Oleh : Ony Suharsono
SEJAK berdiri pada 6 April 1963, Bank
Pembangunan Daerah Jawa Tengah mengemban fungsi khusus sebagai agen pembangunan.
Kehadirannya diharapkan makin mengakselerasi pertumbuhan perekonomian di Jateng
yang bermuara pada kemeningkatan kesejahteraan masyarakat, terutama warga
Jateng. Berawal dari badan hukum sebagai perusda dan jadi satu-satunya pemegang
kas daerah, kini bank tersebut telah menjadi perseroan terbatas (PT).
Di tengah persaingan ketat
mengelola dana-dana kas daerah, Bank Pembangunan Daerah Jawa Tengah terbukti
mampu bertahan. Bahkan terus meningkatkan sumbangan kepada pemerintah provinsi dan
kota/kabupaten di Jateng dalam wujud deviden, sebagai salah satu sumber PAD.
Tahun 2013, bank itu menyetor deviden Rp 292,46 miliar dan 2014 sebesar Rp
348,99 miliar atau meningkat Rp 56,53 miliar hanya dalam waktu setahun.
Pengelola juga terus berbenah dan
mengembangkan pelayanan guna merespons kebutuhan pasar serta keinginan pemilik
dan masyarakat. Salah satu pengembangan yang dilakukan adalah mendekatkan diri kepada
masyarakat dengan mengembangkan jaringan kantor serta membuka layanan mobil kas
keliling dan ATM.
Menyadari besar biaya membuka jaringan
kantor, pada 20 Maret 2012 dikembangkan konsep apexBPR-Bank Jateng, dengan Bank
Jateng sebagai bank jangkar dan saat ini sudah 217 BPR menjadi anggota.
Terdapat 3 model kerja sama atau fungsi dari program itu, yakni financial
assistant dalam bentuk dana mismatch dan dana bergulir, technical assistant dalam
wujud pelatihan, dan pemanfaatan teknologi, serta kredit linkage untuk BPR.
Meskipun manfaat apexBPR-Bank Jateng
belum sepenuhnya dirasakan oleh BPR, beberapa fungsi dan kegiatan yang diemban
sudah berjalan dengan baik. Misalnya pemanfaatan dana bergulir, pelatihan
manajemen risiko untuk BPR Komisariat Tegal, dan kredit linkage untuk 16 BPR
dengan plafon Rp 136,50 miliar.
Salah satu technical assistant yang
disiapkan untuk diluncurkan pada triwulan IV tahun ini adalah ATM co-branding supaya
nasabah BPR bisa bertransaksi di ATM Bank Jateng, atau Jaringan PrimaBersama.
Lewat kehadiran layanan baru tersebut, diharapkan manfaat keberadaan apex
BPR-Bank Jateng lebih dirasakan oleh anggota sehingga memunculkan optimisme
baru berkait sinergi itu.
Guna menjawab kebutuhan
masyarakat akan layanan perbankan di daerah, keberadaan BPR sangat diharapkan. Pasalnya,
layanan mereka memiliki karakter khusus seperti pelayanan simpan pinjam,
terutama untuk usaha kecil dan masyarakat di pedesaan dengan sistem dan
prosedur sederhana, serta sesuai dengan kebutuhan UMKM.

■ ■ ■ ■ ■ ■ ■

TUJUAN TUGAS 1: Tolong ketik ulang bagian teks tentang Bank Jateng, mulai dari "Kehadirannya diharapkan makin" sampai "dalam waktu setahun.", tanpa mengubah apa pun.

Baris dari dataset tata letak:
■ ■ ■ ■ ■ ■ ■

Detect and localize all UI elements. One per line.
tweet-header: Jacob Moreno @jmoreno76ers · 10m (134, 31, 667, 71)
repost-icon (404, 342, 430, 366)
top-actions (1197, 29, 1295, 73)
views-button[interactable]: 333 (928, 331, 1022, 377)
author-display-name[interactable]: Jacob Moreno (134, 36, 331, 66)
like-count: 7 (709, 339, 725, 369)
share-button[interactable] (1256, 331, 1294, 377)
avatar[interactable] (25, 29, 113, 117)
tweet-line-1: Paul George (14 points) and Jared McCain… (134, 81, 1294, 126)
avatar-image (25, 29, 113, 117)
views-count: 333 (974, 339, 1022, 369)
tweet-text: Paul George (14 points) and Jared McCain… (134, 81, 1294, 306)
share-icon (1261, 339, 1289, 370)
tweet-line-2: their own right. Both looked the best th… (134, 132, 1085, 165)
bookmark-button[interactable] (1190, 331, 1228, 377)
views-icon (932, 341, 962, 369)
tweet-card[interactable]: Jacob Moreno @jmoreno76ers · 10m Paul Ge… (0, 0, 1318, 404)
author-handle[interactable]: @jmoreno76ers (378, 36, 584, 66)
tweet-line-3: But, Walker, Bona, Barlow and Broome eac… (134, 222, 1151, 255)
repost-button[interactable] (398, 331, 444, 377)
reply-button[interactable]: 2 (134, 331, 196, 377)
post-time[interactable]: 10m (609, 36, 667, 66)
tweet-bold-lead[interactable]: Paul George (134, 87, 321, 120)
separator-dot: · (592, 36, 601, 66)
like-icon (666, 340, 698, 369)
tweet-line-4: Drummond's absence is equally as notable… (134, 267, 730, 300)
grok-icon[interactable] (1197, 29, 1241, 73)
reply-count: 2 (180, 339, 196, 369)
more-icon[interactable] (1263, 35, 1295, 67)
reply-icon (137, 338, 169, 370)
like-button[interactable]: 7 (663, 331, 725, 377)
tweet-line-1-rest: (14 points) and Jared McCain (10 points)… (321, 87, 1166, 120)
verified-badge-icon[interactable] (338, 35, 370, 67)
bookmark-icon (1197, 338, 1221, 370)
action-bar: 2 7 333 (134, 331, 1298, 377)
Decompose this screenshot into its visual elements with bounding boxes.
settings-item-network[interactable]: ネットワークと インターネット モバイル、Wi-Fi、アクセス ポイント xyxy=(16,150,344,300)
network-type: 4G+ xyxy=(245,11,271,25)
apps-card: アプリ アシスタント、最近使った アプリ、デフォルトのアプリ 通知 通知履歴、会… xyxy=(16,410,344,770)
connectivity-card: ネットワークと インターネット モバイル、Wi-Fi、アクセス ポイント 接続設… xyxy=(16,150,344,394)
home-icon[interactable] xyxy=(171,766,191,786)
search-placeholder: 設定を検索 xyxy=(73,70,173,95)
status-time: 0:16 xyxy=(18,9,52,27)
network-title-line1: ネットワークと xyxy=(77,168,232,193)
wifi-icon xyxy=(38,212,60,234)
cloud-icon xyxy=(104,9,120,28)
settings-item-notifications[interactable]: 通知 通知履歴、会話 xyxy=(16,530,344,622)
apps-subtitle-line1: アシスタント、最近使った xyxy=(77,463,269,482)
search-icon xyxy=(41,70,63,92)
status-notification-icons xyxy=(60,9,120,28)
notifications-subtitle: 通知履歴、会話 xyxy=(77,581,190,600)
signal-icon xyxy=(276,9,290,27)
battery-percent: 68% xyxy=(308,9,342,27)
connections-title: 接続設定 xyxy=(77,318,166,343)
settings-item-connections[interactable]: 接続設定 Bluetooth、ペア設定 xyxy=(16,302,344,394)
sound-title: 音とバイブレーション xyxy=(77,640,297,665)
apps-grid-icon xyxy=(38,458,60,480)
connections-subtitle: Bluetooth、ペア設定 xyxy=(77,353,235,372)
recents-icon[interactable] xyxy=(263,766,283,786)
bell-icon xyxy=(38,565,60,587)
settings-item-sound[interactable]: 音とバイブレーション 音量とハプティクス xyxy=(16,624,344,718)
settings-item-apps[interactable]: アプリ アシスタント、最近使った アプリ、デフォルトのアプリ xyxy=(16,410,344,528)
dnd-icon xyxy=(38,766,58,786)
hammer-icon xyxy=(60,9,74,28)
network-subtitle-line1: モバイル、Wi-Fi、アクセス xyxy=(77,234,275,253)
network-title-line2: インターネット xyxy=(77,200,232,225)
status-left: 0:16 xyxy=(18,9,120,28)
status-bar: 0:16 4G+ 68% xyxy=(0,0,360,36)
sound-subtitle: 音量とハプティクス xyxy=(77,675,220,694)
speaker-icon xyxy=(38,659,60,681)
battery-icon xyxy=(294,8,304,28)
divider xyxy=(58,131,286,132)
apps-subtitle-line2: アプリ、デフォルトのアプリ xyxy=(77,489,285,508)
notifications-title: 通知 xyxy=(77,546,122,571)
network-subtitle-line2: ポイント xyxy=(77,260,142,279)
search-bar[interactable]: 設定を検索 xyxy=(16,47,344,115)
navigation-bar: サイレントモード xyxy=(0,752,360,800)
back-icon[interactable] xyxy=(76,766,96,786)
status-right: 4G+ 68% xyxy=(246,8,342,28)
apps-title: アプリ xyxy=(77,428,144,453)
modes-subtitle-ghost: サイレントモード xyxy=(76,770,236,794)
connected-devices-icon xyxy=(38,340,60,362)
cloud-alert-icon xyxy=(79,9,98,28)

■ ■ ■ ■ ■ ■ ■

TUJUAN TUGAS 2: Ambil bagian catatan dari baris pertama sampai baris yang memuat "views-button[interactable]: 333 (928, 331, 1022, 377)", termasuk baris itu. Ganti "tweet-header" dengan "post-header", biarkan bagian lain tetap sama, lalu tulis kembali baris-baris tersebut saja.

HASIL TUGAS 1:
Kehadirannya diharapkan makin mengakselerasi pertumbuhan perekonomian di Jateng
yang bermuara pada kemeningkatan kesejahteraan masyarakat, terutama warga
Jateng. Berawal dari badan hukum sebagai perusda dan jadi satu-satunya pemegang
kas daerah, kini bank tersebut telah menjadi perseroan terbatas (PT).
Di tengah persaingan ketat
mengelola dana-dana kas daerah, Bank Pembangunan Daerah Jawa Tengah terbukti
mampu bertahan. Bahkan terus meningkatkan sumbangan kepada pemerintah provinsi dan
kota/kabupaten di Jateng dalam wujud deviden, sebagai salah satu sumber PAD.
Tahun 2013, bank itu menyetor deviden Rp 292,46 miliar dan 2014 sebesar Rp
348,99 miliar atau meningkat Rp 56,53 miliar hanya dalam waktu setahun.

HASIL TUGAS 2:
Detect and localize all UI elements. One per line.
post-header: Jacob Moreno @jmoreno76ers · 10m (134, 31, 667, 71)
repost-icon (404, 342, 430, 366)
top-actions (1197, 29, 1295, 73)
views-button[interactable]: 333 (928, 331, 1022, 377)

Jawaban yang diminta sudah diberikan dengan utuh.